»»

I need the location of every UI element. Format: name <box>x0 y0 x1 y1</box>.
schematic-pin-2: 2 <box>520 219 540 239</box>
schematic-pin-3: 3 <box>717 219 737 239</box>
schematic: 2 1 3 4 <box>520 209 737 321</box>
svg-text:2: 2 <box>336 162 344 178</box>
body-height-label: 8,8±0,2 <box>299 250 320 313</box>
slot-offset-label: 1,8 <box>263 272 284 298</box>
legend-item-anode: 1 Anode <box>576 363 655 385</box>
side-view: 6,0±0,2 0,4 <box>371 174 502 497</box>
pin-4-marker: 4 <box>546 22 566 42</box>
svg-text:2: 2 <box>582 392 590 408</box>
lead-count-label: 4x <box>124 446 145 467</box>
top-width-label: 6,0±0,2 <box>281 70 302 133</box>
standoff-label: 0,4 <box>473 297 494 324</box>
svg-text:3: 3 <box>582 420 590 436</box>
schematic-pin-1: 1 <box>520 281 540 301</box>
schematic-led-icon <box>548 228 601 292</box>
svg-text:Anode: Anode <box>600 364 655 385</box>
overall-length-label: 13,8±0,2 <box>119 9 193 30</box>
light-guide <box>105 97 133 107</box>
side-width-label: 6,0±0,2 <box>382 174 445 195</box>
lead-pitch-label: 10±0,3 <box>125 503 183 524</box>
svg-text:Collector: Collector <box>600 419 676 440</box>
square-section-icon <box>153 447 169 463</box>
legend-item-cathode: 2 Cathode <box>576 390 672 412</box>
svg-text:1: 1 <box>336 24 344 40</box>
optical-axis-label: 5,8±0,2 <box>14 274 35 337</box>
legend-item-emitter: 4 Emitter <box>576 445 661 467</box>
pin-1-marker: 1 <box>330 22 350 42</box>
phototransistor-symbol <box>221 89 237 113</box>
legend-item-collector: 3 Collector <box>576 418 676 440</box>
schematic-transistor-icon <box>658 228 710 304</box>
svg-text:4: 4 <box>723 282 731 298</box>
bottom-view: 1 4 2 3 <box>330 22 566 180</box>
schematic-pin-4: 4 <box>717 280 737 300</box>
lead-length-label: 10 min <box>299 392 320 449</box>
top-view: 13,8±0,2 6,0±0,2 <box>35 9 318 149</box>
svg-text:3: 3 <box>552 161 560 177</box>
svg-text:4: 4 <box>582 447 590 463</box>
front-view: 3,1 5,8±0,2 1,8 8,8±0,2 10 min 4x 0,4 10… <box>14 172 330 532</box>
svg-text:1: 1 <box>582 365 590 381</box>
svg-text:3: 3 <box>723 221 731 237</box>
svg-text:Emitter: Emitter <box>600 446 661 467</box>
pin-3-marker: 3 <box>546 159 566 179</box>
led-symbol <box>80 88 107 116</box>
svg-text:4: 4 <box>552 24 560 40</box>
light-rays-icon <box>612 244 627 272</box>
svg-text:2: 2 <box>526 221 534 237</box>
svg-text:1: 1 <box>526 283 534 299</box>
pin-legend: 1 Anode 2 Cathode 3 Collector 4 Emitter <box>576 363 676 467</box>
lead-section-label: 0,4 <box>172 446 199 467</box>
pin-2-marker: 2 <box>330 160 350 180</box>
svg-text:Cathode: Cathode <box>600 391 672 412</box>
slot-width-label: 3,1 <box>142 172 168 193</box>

««

→ Objective: Please repeat the rows from the first one through the row containing "led-symbol <box>80 88 107 116</box>", switching "legend-item" to "key-item" and keeping everything else the same.

→ Response to this task:
I need the location of every UI element. Format: name <box>x0 y0 x1 y1</box>.
schematic-pin-2: 2 <box>520 219 540 239</box>
schematic-pin-3: 3 <box>717 219 737 239</box>
schematic: 2 1 3 4 <box>520 209 737 321</box>
svg-text:2: 2 <box>336 162 344 178</box>
body-height-label: 8,8±0,2 <box>299 250 320 313</box>
slot-offset-label: 1,8 <box>263 272 284 298</box>
key-item-anode: 1 Anode <box>576 363 655 385</box>
side-view: 6,0±0,2 0,4 <box>371 174 502 497</box>
pin-4-marker: 4 <box>546 22 566 42</box>
svg-text:2: 2 <box>582 392 590 408</box>
lead-count-label: 4x <box>124 446 145 467</box>
top-width-label: 6,0±0,2 <box>281 70 302 133</box>
standoff-label: 0,4 <box>473 297 494 324</box>
svg-text:3: 3 <box>582 420 590 436</box>
schematic-pin-1: 1 <box>520 281 540 301</box>
schematic-led-icon <box>548 228 601 292</box>
svg-text:Anode: Anode <box>600 364 655 385</box>
overall-length-label: 13,8±0,2 <box>119 9 193 30</box>
light-guide <box>105 97 133 107</box>
side-width-label: 6,0±0,2 <box>382 174 445 195</box>
lead-pitch-label: 10±0,3 <box>125 503 183 524</box>
svg-text:Collector: Collector <box>600 419 676 440</box>
square-section-icon <box>153 447 169 463</box>
key-item-cathode: 2 Cathode <box>576 390 672 412</box>
svg-text:1: 1 <box>336 24 344 40</box>
optical-axis-label: 5,8±0,2 <box>14 274 35 337</box>
key-item-emitter: 4 Emitter <box>576 445 661 467</box>
pin-1-marker: 1 <box>330 22 350 42</box>
phototransistor-symbol <box>221 89 237 113</box>
key-item-collector: 3 Collector <box>576 418 676 440</box>
schematic-transistor-icon <box>658 228 710 304</box>
svg-text:4: 4 <box>723 282 731 298</box>
bottom-view: 1 4 2 3 <box>330 22 566 180</box>
schematic-pin-4: 4 <box>717 280 737 300</box>
lead-length-label: 10 min <box>299 392 320 449</box>
top-view: 13,8±0,2 6,0±0,2 <box>35 9 318 149</box>
svg-text:3: 3 <box>552 161 560 177</box>
svg-text:4: 4 <box>582 447 590 463</box>
front-view: 3,1 5,8±0,2 1,8 8,8±0,2 10 min 4x 0,4 10… <box>14 172 330 532</box>
svg-text:1: 1 <box>582 365 590 381</box>
svg-text:3: 3 <box>723 221 731 237</box>
svg-text:Emitter: Emitter <box>600 446 661 467</box>
pin-3-marker: 3 <box>546 159 566 179</box>
led-symbol <box>80 88 107 116</box>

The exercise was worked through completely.